---------- Source data

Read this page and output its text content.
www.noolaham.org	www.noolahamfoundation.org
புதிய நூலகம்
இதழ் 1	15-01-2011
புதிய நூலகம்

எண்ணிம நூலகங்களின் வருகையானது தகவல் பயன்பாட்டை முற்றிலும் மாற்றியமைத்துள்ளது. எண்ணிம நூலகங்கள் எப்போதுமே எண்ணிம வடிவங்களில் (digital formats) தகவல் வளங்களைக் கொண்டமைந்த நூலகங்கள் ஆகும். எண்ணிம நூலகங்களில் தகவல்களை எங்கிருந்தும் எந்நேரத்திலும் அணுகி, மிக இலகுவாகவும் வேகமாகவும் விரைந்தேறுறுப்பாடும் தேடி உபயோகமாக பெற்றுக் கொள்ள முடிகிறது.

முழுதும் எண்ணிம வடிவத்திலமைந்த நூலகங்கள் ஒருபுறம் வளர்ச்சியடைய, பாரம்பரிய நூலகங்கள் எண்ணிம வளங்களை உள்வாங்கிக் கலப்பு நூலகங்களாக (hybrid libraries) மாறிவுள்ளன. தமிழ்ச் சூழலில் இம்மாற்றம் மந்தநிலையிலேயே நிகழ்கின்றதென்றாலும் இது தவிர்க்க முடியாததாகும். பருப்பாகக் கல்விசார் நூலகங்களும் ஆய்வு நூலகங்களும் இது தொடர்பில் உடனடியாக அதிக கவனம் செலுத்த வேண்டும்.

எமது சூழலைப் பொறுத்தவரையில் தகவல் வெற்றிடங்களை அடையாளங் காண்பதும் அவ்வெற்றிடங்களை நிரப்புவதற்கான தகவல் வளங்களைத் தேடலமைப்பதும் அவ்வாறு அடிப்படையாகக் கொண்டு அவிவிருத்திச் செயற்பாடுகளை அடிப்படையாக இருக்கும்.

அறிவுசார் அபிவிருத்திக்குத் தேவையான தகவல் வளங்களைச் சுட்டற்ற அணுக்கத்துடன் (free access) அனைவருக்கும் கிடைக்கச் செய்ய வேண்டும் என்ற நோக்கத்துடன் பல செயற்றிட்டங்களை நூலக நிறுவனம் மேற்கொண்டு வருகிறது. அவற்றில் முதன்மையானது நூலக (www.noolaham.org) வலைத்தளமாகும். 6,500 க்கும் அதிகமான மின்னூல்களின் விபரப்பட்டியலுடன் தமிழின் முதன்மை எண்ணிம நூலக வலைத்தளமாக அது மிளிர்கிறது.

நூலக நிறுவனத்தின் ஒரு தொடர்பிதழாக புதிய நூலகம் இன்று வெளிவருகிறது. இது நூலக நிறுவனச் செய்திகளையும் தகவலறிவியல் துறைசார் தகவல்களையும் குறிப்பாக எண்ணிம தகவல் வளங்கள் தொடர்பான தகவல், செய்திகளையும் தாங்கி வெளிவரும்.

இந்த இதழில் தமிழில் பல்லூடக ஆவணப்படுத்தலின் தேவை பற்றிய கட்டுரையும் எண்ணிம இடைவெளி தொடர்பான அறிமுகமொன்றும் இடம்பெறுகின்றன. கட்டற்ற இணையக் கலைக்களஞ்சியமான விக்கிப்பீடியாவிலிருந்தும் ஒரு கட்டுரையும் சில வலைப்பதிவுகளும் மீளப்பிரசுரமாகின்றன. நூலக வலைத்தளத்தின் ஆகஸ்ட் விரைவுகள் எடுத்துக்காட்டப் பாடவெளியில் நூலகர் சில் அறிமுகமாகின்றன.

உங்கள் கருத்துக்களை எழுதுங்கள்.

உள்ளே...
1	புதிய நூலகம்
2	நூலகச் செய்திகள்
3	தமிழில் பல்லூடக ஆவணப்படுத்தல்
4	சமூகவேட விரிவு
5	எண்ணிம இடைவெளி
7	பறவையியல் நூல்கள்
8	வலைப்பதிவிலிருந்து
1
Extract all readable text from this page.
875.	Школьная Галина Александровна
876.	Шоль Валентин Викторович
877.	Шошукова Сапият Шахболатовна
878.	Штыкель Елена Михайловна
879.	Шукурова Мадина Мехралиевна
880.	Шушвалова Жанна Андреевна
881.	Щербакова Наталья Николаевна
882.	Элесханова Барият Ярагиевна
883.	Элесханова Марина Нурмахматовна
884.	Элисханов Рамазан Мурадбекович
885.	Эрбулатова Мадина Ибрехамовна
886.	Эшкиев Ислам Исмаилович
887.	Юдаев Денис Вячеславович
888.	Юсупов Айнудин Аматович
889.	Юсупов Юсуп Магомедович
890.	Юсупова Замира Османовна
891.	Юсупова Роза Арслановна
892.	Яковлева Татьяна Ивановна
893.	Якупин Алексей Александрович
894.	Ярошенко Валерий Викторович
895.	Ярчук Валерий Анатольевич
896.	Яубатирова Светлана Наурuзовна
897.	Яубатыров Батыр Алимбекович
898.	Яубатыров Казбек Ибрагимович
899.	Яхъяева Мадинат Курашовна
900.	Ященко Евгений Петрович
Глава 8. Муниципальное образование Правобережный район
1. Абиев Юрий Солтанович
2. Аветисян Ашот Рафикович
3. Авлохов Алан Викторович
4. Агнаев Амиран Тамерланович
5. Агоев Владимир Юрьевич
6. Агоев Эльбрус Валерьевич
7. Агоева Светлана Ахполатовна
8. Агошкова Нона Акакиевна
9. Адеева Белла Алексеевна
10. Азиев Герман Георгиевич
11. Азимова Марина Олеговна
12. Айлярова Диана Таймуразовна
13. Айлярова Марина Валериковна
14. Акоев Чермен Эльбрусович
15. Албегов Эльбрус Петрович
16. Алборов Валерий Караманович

--------------------

The problem: Copy all lines in the listing above where the string "Яубатыров" appears.

Finished task:
897.	Яубатыров Батыр Алимбекович
898.	Яубатыров Казбек Ибрагимович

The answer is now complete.